## start ENTRIES SHOWN

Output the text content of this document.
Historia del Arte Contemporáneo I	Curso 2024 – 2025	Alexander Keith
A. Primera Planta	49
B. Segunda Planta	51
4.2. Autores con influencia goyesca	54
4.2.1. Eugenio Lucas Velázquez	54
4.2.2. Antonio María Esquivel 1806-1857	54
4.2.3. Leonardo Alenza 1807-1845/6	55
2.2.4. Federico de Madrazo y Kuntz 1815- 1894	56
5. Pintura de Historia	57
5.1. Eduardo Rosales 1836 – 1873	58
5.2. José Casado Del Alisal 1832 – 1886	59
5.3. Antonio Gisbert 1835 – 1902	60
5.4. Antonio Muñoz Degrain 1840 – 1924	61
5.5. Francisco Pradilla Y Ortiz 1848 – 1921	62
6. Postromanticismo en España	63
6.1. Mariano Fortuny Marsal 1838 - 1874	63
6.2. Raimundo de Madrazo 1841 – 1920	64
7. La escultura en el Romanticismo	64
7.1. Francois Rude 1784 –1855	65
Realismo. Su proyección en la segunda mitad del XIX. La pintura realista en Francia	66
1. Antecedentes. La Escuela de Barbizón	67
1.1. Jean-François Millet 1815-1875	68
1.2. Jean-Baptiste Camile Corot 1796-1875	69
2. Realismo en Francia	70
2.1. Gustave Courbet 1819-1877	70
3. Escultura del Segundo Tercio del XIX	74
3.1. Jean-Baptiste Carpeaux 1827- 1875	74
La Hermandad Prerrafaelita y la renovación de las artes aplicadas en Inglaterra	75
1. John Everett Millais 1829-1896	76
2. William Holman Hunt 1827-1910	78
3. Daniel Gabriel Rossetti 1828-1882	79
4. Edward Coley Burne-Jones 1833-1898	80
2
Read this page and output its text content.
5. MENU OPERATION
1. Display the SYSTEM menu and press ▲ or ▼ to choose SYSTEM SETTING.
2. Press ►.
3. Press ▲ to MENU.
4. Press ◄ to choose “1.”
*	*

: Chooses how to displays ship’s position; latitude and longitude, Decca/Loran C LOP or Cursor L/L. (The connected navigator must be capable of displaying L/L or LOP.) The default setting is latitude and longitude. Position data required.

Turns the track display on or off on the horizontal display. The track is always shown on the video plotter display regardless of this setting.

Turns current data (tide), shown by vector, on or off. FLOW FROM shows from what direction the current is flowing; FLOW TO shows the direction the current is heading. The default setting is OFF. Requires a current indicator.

## end ENTRIES SHOWN

DIRECTION –
Set every line of the listing down word for word.

COMPLETE ANSWER –
Output the text content of this document.
Historia del Arte Contemporáneo I	Curso 2024 – 2025	Alexander Keith
A. Primera Planta	49
B. Segunda Planta	51
4.2. Autores con influencia goyesca	54
4.2.1. Eugenio Lucas Velázquez	54
4.2.2. Antonio María Esquivel 1806-1857	54
4.2.3. Leonardo Alenza 1807-1845/6	55
2.2.4. Federico de Madrazo y Kuntz 1815- 1894	56
5. Pintura de Historia	57
5.1. Eduardo Rosales 1836 – 1873	58
5.2. José Casado Del Alisal 1832 – 1886	59
5.3. Antonio Gisbert 1835 – 1902	60
5.4. Antonio Muñoz Degrain 1840 – 1924	61
5.5. Francisco Pradilla Y Ortiz 1848 – 1921	62
6. Postromanticismo en España	63
6.1. Mariano Fortuny Marsal 1838 - 1874	63
6.2. Raimundo de Madrazo 1841 – 1920	64
7. La escultura en el Romanticismo	64
7.1. Francois Rude 1784 –1855	65
Realismo. Su proyección en la segunda mitad del XIX. La pintura realista en Francia	66
1. Antecedentes. La Escuela de Barbizón	67
1.1. Jean-François Millet 1815-1875	68
1.2. Jean-Baptiste Camile Corot 1796-1875	69
2. Realismo en Francia	70
2.1. Gustave Courbet 1819-1877	70
3. Escultura del Segundo Tercio del XIX	74
3.1. Jean-Baptiste Carpeaux 1827- 1875	74
La Hermandad Prerrafaelita y la renovación de las artes aplicadas en Inglaterra	75
1. John Everett Millais 1829-1896	76
2. William Holman Hunt 1827-1910	78
3. Daniel Gabriel Rossetti 1828-1882	79
4. Edward Coley Burne-Jones 1833-1898	80
2
Read this page and output its text content.
5. MENU OPERATION
1. Display the SYSTEM menu and press ▲ or ▼ to choose SYSTEM SETTING.
2. Press ►.
3. Press ▲ to MENU.
4. Press ◄ to choose “1.”
*	*

: Chooses how to displays ship’s position; latitude and longitude, Decca/Loran C LOP or Cursor L/L. (The connected navigator must be capable of displaying L/L or LOP.) The default setting is latitude and longitude. Position data required.

Turns the track display on or off on the horizontal display. The track is always shown on the video plotter display regardless of this setting.

Turns current data (tide), shown by vector, on or off. FLOW FROM shows from what direction the current is flowing; FLOW TO shows the direction the current is heading. The default setting is OFF. Requires a current indicator.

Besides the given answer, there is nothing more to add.